* **WORK ITEM**:
I'd like every entry returned exactly as it is, with the images left out.

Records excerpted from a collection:
= Beginning of Section =
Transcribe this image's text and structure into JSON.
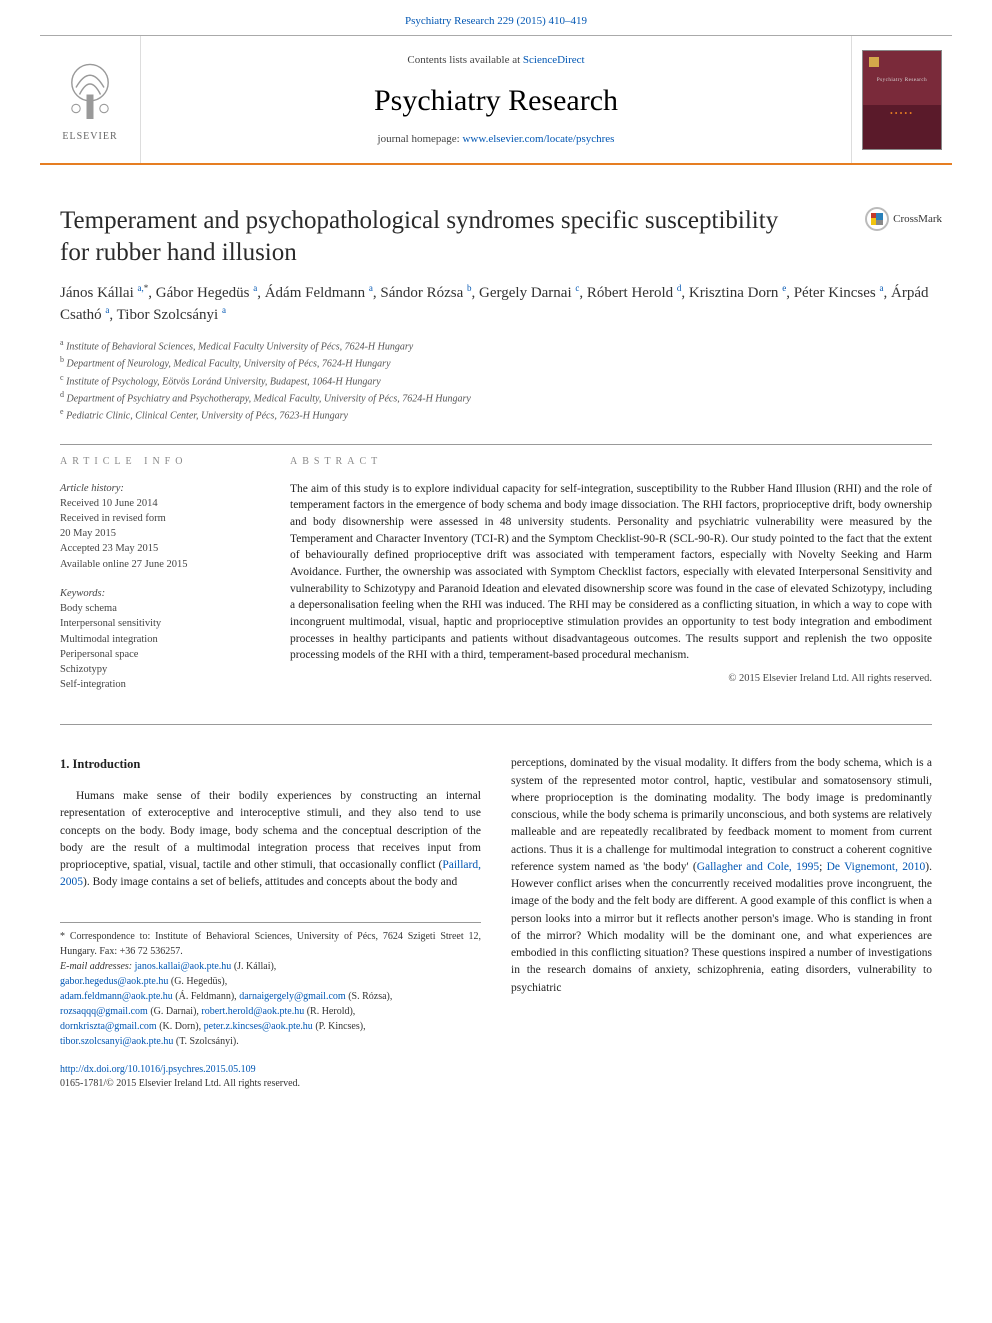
{
  "header": {
    "top_link_prefix": "Psychiatry Research 229 (2015) 410–419",
    "contents_prefix": "Contents lists available at ",
    "contents_link": "ScienceDirect",
    "journal_name": "Psychiatry Research",
    "homepage_prefix": "journal homepage: ",
    "homepage_url": "www.elsevier.com/locate/psychres",
    "elsevier_label": "ELSEVIER",
    "cover_title": "Psychiatry Research",
    "crossmark": "CrossMark"
  },
  "article": {
    "title": "Temperament and psychopathological syndromes specific susceptibility for rubber hand illusion",
    "authors_html": "János Kállai <sup class='sup'>a,</sup><sup class='sup star'>*</sup>, Gábor Hegedüs <sup class='sup'>a</sup>, Ádám Feldmann <sup class='sup'>a</sup>, Sándor Rózsa <sup class='sup'>b</sup>, Gergely Darnai <sup class='sup'>c</sup>, Róbert Herold <sup class='sup'>d</sup>, Krisztina Dorn <sup class='sup'>e</sup>, Péter Kincses <sup class='sup'>a</sup>, Árpád Csathó <sup class='sup'>a</sup>, Tibor Szolcsányi <sup class='sup'>a</sup>",
    "affiliations": [
      {
        "sup": "a",
        "text": "Institute of Behavioral Sciences, Medical Faculty University of Pécs, 7624-H Hungary"
      },
      {
        "sup": "b",
        "text": "Department of Neurology, Medical Faculty, University of Pécs, 7624-H Hungary"
      },
      {
        "sup": "c",
        "text": "Institute of Psychology, Eötvös Loránd University, Budapest, 1064-H Hungary"
      },
      {
        "sup": "d",
        "text": "Department of Psychiatry and Psychotherapy, Medical Faculty, University of Pécs, 7624-H Hungary"
      },
      {
        "sup": "e",
        "text": "Pediatric Clinic, Clinical Center, University of Pécs, 7623-H Hungary"
      }
    ]
  },
  "info": {
    "section_label": "ARTICLE INFO",
    "history_label": "Article history:",
    "history": [
      "Received 10 June 2014",
      "Received in revised form",
      "20 May 2015",
      "Accepted 23 May 2015",
      "Available online 27 June 2015"
    ],
    "keywords_label": "Keywords:",
    "keywords": [
      "Body schema",
      "Interpersonal sensitivity",
      "Multimodal integration",
      "Peripersonal space",
      "Schizotypy",
      "Self-integration"
    ]
  },
  "abstract": {
    "section_label": "ABSTRACT",
    "text": "The aim of this study is to explore individual capacity for self-integration, susceptibility to the Rubber Hand Illusion (RHI) and the role of temperament factors in the emergence of body schema and body image dissociation. The RHI factors, proprioceptive drift, body ownership and body disownership were assessed in 48 university students. Personality and psychiatric vulnerability were measured by the Temperament and Character Inventory (TCI-R) and the Symptom Checklist-90-R (SCL-90-R). Our study pointed to the fact that the extent of behaviourally defined proprioceptive drift was associated with temperament factors, especially with Novelty Seeking and Harm Avoidance. Further, the ownership was associated with Symptom Checklist factors, especially with elevated Interpersonal Sensitivity and vulnerability to Schizotypy and Paranoid Ideation and elevated disownership score was found in the case of elevated Schizotypy, including a depersonalisation feeling when the RHI was induced. The RHI may be considered as a conflicting situation, in which a way to cope with incongruent multimodal, visual, haptic and proprioceptive stimulation provides an opportunity to test body integration and embodiment processes in healthy participants and patients without disadvantageous outcomes. The results support and replenish the two opposite processing models of the RHI with a third, temperament-based procedural mechanism.",
    "copyright": "© 2015 Elsevier Ireland Ltd. All rights reserved."
  },
  "body": {
    "section_heading": "1. Introduction",
    "col1_p1_a": "Humans make sense of their bodily experiences by constructing an internal representation of exteroceptive and interoceptive stimuli, and they also tend to use concepts on the body. Body image, body schema and the conceptual description of the body are the result of a multimodal integration process that receives input from proprioceptive, spatial, visual, tactile and other stimuli, that occasionally conflict (",
    "col1_link1": "Paillard, 2005",
    "col1_p1_b": "). Body image contains a set of beliefs, attitudes and concepts about the body and",
    "col2_p1_a": "perceptions, dominated by the visual modality. It differs from the body schema, which is a system of the represented motor control, haptic, vestibular and somatosensory stimuli, where proprioception is the dominating modality. The body image is predominantly conscious, while the body schema is primarily unconscious, and both systems are relatively malleable and are repeatedly recalibrated by feedback moment to moment from current actions. Thus it is a challenge for multimodal integration to construct a coherent cognitive reference system named as 'the body' (",
    "col2_link1": "Gallagher and Cole, 1995",
    "col2_sep1": "; ",
    "col2_link2": "De Vignemont, 2010",
    "col2_p1_b": "). However conflict arises when the concurrently received modalities prove incongruent, the image of the body and the felt body are different. A good example of this conflict is when a person looks into a mirror but it reflects another person's image. Who is standing in front of the mirror? Which modality will be the dominant one, and what experiences are embodied in this conflicting situation? These questions inspired a number of investigations in the research domains of anxiety, schizophrenia, eating disorders, vulnerability to psychiatric"
  },
  "footnotes": {
    "corr_prefix": "* Correspondence to: Institute of Behavioral Sciences, University of Pécs, 7624 Szigeti Street 12, Hungary. Fax: +36 72 536257.",
    "email_label": "E-mail addresses: ",
    "emails": [
      {
        "addr": "janos.kallai@aok.pte.hu",
        "who": " (J. Kállai),"
      },
      {
        "addr": "gabor.hegedus@aok.pte.hu",
        "who": " (G. Hegedüs),"
      },
      {
        "addr": "adam.feldmann@aok.pte.hu",
        "who": " (Á. Feldmann), "
      },
      {
        "addr": "darnaigergely@gmail.com",
        "who": " (S. Rózsa),"
      },
      {
        "addr": "rozsaqqq@gmail.com",
        "who": " (G. Darnai), "
      },
      {
        "addr": "robert.herold@aok.pte.hu",
        "who": " (R. Herold),"
      },
      {
        "addr": "dornkriszta@gmail.com",
        "who": " (K. Dorn), "
      },
      {
        "addr": "peter.z.kincses@aok.pte.hu",
        "who": " (P. Kincses),"
      },
      {
        "addr": "tibor.szolcsanyi@aok.pte.hu",
        "who": " (T. Szolcsányi)."
      }
    ]
  },
  "doi": {
    "url": "http://dx.doi.org/10.1016/j.psychres.2015.05.109",
    "issn_line": "0165-1781/© 2015 Elsevier Ireland Ltd. All rights reserved."
  },
  "colors": {
    "link": "#0056b3",
    "accent_border": "#e67e22",
    "text": "#222222",
    "muted": "#555555"
  }
}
= End of Section =
* **EXPECTED ANSWER**:
Transcribe this image's text and structure into JSON.
{
  "header": {
    "top_link_prefix": "Psychiatry Research 229 (2015) 410–419",
    "contents_prefix": "Contents lists available at ",
    "contents_link": "ScienceDirect",
    "journal_name": "Psychiatry Research",
    "homepage_prefix": "journal homepage: ",
    "homepage_url": "www.elsevier.com/locate/psychres",
    "elsevier_label": "ELSEVIER",
    "cover_title": "Psychiatry Research",
    "crossmark": "CrossMark"
  },
  "article": {
    "title": "Temperament and psychopathological syndromes specific susceptibility for rubber hand illusion",
    "authors_html": "János Kállai <sup class='sup'>a,</sup><sup class='sup star'>*</sup>, Gábor Hegedüs <sup class='sup'>a</sup>, Ádám Feldmann <sup class='sup'>a</sup>, Sándor Rózsa <sup class='sup'>b</sup>, Gergely Darnai <sup class='sup'>c</sup>, Róbert Herold <sup class='sup'>d</sup>, Krisztina Dorn <sup class='sup'>e</sup>, Péter Kincses <sup class='sup'>a</sup>, Árpád Csathó <sup class='sup'>a</sup>, Tibor Szolcsányi <sup class='sup'>a</sup>",
    "affiliations": [
      {
        "sup": "a",
        "text": "Institute of Behavioral Sciences, Medical Faculty University of Pécs, 7624-H Hungary"
      },
      {
        "sup": "b",
        "text": "Department of Neurology, Medical Faculty, University of Pécs, 7624-H Hungary"
      },
      {
        "sup": "c",
        "text": "Institute of Psychology, Eötvös Loránd University, Budapest, 1064-H Hungary"
      },
      {
        "sup": "d",
        "text": "Department of Psychiatry and Psychotherapy, Medical Faculty, University of Pécs, 7624-H Hungary"
      },
      {
        "sup": "e",
        "text": "Pediatric Clinic, Clinical Center, University of Pécs, 7623-H Hungary"
      }
    ]
  },
  "info": {
    "section_label": "ARTICLE INFO",
    "history_label": "Article history:",
    "history": [
      "Received 10 June 2014",
      "Received in revised form",
      "20 May 2015",
      "Accepted 23 May 2015",
      "Available online 27 June 2015"
    ],
    "keywords_label": "Keywords:",
    "keywords": [
      "Body schema",
      "Interpersonal sensitivity",
      "Multimodal integration",
      "Peripersonal space",
      "Schizotypy",
      "Self-integration"
    ]
  },
  "abstract": {
    "section_label": "ABSTRACT",
    "text": "The aim of this study is to explore individual capacity for self-integration, susceptibility to the Rubber Hand Illusion (RHI) and the role of temperament factors in the emergence of body schema and body image dissociation. The RHI factors, proprioceptive drift, body ownership and body disownership were assessed in 48 university students. Personality and psychiatric vulnerability were measured by the Temperament and Character Inventory (TCI-R) and the Symptom Checklist-90-R (SCL-90-R). Our study pointed to the fact that the extent of behaviourally defined proprioceptive drift was associated with temperament factors, especially with Novelty Seeking and Harm Avoidance. Further, the ownership was associated with Symptom Checklist factors, especially with elevated Interpersonal Sensitivity and vulnerability to Schizotypy and Paranoid Ideation and elevated disownership score was found in the case of elevated Schizotypy, including a depersonalisation feeling when the RHI was induced. The RHI may be considered as a conflicting situation, in which a way to cope with incongruent multimodal, visual, haptic and proprioceptive stimulation provides an opportunity to test body integration and embodiment processes in healthy participants and patients without disadvantageous outcomes. The results support and replenish the two opposite processing models of the RHI with a third, temperament-based procedural mechanism.",
    "copyright": "© 2015 Elsevier Ireland Ltd. All rights reserved."
  },
  "body": {
    "section_heading": "1. Introduction",
    "col1_p1_a": "Humans make sense of their bodily experiences by constructing an internal representation of exteroceptive and interoceptive stimuli, and they also tend to use concepts on the body. Body image, body schema and the conceptual description of the body are the result of a multimodal integration process that receives input from proprioceptive, spatial, visual, tactile and other stimuli, that occasionally conflict (",
    "col1_link1": "Paillard, 2005",
    "col1_p1_b": "). Body image contains a set of beliefs, attitudes and concepts about the body and",
    "col2_p1_a": "perceptions, dominated by the visual modality. It differs from the body schema, which is a system of the represented motor control, haptic, vestibular and somatosensory stimuli, where proprioception is the dominating modality. The body image is predominantly conscious, while the body schema is primarily unconscious, and both systems are relatively malleable and are repeatedly recalibrated by feedback moment to moment from current actions. Thus it is a challenge for multimodal integration to construct a coherent cognitive reference system named as 'the body' (",
    "col2_link1": "Gallagher and Cole, 1995",
    "col2_sep1": "; ",
    "col2_link2": "De Vignemont, 2010",
    "col2_p1_b": "). However conflict arises when the concurrently received modalities prove incongruent, the image of the body and the felt body are different. A good example of this conflict is when a person looks into a mirror but it reflects another person's image. Who is standing in front of the mirror? Which modality will be the dominant one, and what experiences are embodied in this conflicting situation? These questions inspired a number of investigations in the research domains of anxiety, schizophrenia, eating disorders, vulnerability to psychiatric"
  },
  "footnotes": {
    "corr_prefix": "* Correspondence to: Institute of Behavioral Sciences, University of Pécs, 7624 Szigeti Street 12, Hungary. Fax: +36 72 536257.",
    "email_label": "E-mail addresses: ",
    "emails": [
      {
        "addr": "janos.kallai@aok.pte.hu",
        "who": " (J. Kállai),"
      },
      {
        "addr": "gabor.hegedus@aok.pte.hu",
        "who": " (G. Hegedüs),"
      },
      {
        "addr": "adam.feldmann@aok.pte.hu",
        "who": " (Á. Feldmann), "
      },
      {
        "addr": "darnaigergely@gmail.com",
        "who": " (S. Rózsa),"
      },
      {
        "addr": "rozsaqqq@gmail.com",
        "who": " (G. Darnai), "
      },
      {
        "addr": "robert.herold@aok.pte.hu",
        "who": " (R. Herold),"
      },
      {
        "addr": "dornkriszta@gmail.com",
        "who": " (K. Dorn), "
      },
      {
        "addr": "peter.z.kincses@aok.pte.hu",
        "who": " (P. Kincses),"
      },
      {
        "addr": "tibor.szolcsanyi@aok.pte.hu",
        "who": " (T. Szolcsányi)."
      }
    ]
  },
  "doi": {
    "url": "http://dx.doi.org/10.1016/j.psychres.2015.05.109",
    "issn_line": "0165-1781/© 2015 Elsevier Ireland Ltd. All rights reserved."
  },
  "colors": {
    "link": "#0056b3",
    "accent_border": "#e67e22",
    "text": "#222222",
    "muted": "#555555"
  }
}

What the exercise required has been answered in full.